• _Passage for review_:
■ ■ ■ ■ ■

But again you have a number of trials that are concurrently ongoing looking at combinations of different therapies. So this is actually a trial looking at whether or not docetaxel or cabazataxel should be used first. This is a post Abi/Enza trial, which is PRIMCAB. This is targeting the AR using Abi plus or minus ARN 509, which is the next generation AR signaling inhibitor. We have targeting AR production again with Enza versus Abi and Enza. We have again use of radium 223, which Neal talked to, and again you have a whole cup, a whole listing of novel therapies including the Galeterone, Tasquinimod, and again Neal gave a great talk the other day, basically on all the immunotherapy’s. Again the point here is that lots of drugs, lots of trials.

So this is the paper that Dr. Myers talked about in his talk last evening and this is a very good paper. This is basically a paper that came out in Cell last year. This is Charles Sawyers and Arul Chinnaiyan, it was eight academic centers. And what they did was that they basically did biopsy and their whole sequencing on metastatic sites of  I believe it was about 189 patients. And as Dr. Myers alluded to yesterday, t 23% of these CRPC harbor DNA repair pathway alterations, they have all these genomic alterations, 90% harbor clinically actionable molecular alterations.

So again this is a very good paper and I would suggest all of you read it. This is an article that was published by Arul Chinnaiyan and the folks up at Michigan. Then again this is a very nice summary. It’s a very nice overview about again trying to think about advancing precision medicine through genomic sequencing. And again this is the future. This is the prostate cancer cell and again you have mechanistically all these different drugs. It’s very, very daunting. Can urologists do it? Absolutely we can.

Again we have to have better surrogate markers to predict therapy. Again there is a lot of talk using CTCs, but again we’re talking about circulating DNA cell free DNA. And again I think this is going to be the next hurdle, is for us to basically have these liquid biopsies that will help us guide therapy. So in terms of medical management, where we’ve been – one modern chemotherapeutic drug. Where we are – five new agents. Where we are going – optimal timing and use of combination.

So I’m going to leave you with this, does anybody know who this gentleman is right here? Anybody know? So this is a graduating picture. This is a gentleman named John Sawyers. Dr. Sawyers was my chairman of general surgery at Vanderbilt. So this is his son Charles Sawyers. Sir Charles as many of you know is probably one of the world’s foremost thought leaders. And so why do you say to yourself is Concepion bringing this up? So this is again, this is Dr. Sawyers, this is Charles’ dad. This is Charles’ extended family. This is his dad, these are two of his uncles. They’re both general surgeons in Nashville. They both are all at Vanderbilt. Actually Charles’ grandfather was a general surgeon in Nashville. Charles was kind of the black sheep, his mother was actually an anesthesiologist. But the reason I’m telling you this story is because who in the room during their surgical residencies days ever did a vagotomy-antrectomy for peptic ulcer disease?

Yeah very few. Okay so back in the 70s through Vanderbilt, Charles Sawyers extended family, his father, his uncles through Dr. Scot, who was the chairman before Dr. Sawyers, gave a 25 year experience with vagotomy-antrectomy for peptic ulcer disease. And basically it is an operation now that is for historical purposes only. One pill put them out of business, one pill put that operation and obsolescence and that pill is call Tagamet. So the point of this story, and actually I’ve known Charles for close to 30 years, is that one pill potentially could put us out of business for prostate cancer. So again I want us to continue to be involved in the management and the research and understanding of the disease.

■ ■ ■ ■ ■

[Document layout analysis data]
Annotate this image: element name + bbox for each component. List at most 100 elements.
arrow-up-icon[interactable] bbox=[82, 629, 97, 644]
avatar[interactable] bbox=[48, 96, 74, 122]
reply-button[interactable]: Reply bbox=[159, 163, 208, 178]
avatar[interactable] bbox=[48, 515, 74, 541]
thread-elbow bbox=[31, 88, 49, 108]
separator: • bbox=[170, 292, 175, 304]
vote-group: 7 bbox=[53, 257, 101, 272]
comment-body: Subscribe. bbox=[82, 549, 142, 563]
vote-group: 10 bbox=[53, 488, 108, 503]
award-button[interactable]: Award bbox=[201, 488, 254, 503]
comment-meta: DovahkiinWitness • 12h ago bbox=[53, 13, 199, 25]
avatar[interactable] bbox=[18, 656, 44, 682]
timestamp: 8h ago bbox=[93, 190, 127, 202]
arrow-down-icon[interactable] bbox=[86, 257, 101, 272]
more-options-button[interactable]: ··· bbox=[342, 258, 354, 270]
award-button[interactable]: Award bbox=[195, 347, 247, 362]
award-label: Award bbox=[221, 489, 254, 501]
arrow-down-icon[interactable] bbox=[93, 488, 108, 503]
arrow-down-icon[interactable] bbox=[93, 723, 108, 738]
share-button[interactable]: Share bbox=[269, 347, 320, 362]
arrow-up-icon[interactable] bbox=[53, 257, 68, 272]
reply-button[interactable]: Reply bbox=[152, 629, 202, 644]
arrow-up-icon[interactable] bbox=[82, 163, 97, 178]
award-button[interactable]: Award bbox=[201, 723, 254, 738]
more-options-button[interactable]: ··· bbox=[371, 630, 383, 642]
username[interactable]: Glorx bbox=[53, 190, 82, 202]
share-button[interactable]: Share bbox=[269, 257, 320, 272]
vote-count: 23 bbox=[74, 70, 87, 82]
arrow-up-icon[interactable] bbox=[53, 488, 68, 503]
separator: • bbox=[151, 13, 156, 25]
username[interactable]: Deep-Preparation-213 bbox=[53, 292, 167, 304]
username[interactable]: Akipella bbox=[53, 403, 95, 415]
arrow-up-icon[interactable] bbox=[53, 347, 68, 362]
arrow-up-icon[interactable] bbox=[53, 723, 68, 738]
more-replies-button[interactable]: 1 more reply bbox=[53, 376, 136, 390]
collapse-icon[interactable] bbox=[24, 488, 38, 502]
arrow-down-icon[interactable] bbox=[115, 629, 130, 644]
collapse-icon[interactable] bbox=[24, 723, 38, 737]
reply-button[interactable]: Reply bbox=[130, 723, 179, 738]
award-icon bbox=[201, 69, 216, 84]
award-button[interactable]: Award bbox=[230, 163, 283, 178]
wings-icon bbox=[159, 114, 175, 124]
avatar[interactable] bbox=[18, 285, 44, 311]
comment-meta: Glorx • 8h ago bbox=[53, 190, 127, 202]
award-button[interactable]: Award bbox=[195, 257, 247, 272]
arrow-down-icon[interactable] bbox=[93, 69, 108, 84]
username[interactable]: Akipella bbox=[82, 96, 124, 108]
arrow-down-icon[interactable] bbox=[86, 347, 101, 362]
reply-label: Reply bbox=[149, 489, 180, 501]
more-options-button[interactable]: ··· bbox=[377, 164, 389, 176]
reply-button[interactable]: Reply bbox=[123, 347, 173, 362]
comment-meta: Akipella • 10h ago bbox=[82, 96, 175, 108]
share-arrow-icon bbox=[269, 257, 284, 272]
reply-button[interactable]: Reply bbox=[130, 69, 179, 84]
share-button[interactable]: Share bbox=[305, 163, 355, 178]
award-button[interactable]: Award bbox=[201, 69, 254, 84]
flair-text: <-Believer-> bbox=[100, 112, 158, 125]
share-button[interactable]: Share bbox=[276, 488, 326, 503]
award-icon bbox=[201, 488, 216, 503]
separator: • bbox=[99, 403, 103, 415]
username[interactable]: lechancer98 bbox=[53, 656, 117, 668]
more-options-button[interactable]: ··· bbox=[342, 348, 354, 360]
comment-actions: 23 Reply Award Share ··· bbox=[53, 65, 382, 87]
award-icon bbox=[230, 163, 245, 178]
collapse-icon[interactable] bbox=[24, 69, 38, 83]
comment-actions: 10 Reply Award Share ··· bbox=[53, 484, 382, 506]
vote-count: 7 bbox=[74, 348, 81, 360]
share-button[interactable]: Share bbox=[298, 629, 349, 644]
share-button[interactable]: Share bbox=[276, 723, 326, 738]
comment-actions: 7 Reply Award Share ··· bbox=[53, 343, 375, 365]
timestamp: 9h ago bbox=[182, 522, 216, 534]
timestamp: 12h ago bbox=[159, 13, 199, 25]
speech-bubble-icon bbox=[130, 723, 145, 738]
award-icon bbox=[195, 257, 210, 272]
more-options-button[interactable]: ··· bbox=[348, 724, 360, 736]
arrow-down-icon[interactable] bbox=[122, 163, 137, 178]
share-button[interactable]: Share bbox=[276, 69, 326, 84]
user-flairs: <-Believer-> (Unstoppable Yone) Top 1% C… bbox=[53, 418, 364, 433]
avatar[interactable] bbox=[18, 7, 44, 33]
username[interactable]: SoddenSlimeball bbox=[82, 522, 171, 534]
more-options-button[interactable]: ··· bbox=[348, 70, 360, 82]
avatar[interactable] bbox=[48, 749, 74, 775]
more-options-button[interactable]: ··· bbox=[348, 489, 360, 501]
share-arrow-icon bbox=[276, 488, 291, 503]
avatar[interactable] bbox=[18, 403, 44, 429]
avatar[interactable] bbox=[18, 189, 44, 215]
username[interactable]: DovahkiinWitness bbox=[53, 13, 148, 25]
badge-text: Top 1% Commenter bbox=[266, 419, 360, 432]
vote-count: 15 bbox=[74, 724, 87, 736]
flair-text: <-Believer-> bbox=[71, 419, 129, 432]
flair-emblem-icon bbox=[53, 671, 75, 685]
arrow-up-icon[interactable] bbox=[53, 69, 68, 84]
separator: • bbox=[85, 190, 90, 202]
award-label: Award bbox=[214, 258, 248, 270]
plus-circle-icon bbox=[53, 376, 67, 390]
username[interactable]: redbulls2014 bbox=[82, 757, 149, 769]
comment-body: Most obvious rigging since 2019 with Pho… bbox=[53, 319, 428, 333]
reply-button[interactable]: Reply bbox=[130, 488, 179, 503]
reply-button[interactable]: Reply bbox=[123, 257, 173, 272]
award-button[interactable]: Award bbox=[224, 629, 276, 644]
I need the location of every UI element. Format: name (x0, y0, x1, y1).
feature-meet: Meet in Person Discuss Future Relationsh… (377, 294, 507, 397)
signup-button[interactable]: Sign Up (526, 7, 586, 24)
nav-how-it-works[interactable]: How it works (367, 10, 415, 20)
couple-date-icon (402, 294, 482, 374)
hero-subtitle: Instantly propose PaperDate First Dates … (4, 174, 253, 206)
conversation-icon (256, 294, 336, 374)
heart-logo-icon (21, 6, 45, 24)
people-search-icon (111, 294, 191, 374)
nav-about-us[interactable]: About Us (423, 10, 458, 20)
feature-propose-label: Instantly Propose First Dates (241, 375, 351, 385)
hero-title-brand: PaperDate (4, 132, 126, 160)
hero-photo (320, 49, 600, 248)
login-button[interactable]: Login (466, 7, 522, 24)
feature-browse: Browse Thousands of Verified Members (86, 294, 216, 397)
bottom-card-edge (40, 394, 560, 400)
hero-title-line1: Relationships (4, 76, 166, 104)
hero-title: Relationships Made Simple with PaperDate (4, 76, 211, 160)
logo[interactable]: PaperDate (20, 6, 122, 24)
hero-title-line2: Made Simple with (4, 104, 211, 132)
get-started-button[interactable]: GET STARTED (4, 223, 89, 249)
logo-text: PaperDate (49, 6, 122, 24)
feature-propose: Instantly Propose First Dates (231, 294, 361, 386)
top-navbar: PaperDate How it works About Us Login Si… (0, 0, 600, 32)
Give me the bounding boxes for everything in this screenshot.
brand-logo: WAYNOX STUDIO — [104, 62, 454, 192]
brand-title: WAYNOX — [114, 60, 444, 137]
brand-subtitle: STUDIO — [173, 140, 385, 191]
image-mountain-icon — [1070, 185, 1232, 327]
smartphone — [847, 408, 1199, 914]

■ ■ ■ ■ ■

• _Exercise prompt_: In the talk transcript on prostate cancer treatment, which pill does the speaker say made the vagotomy-antrectomy operation for peptic ulcer disease obsolete?

• _Solution below_: Tagamet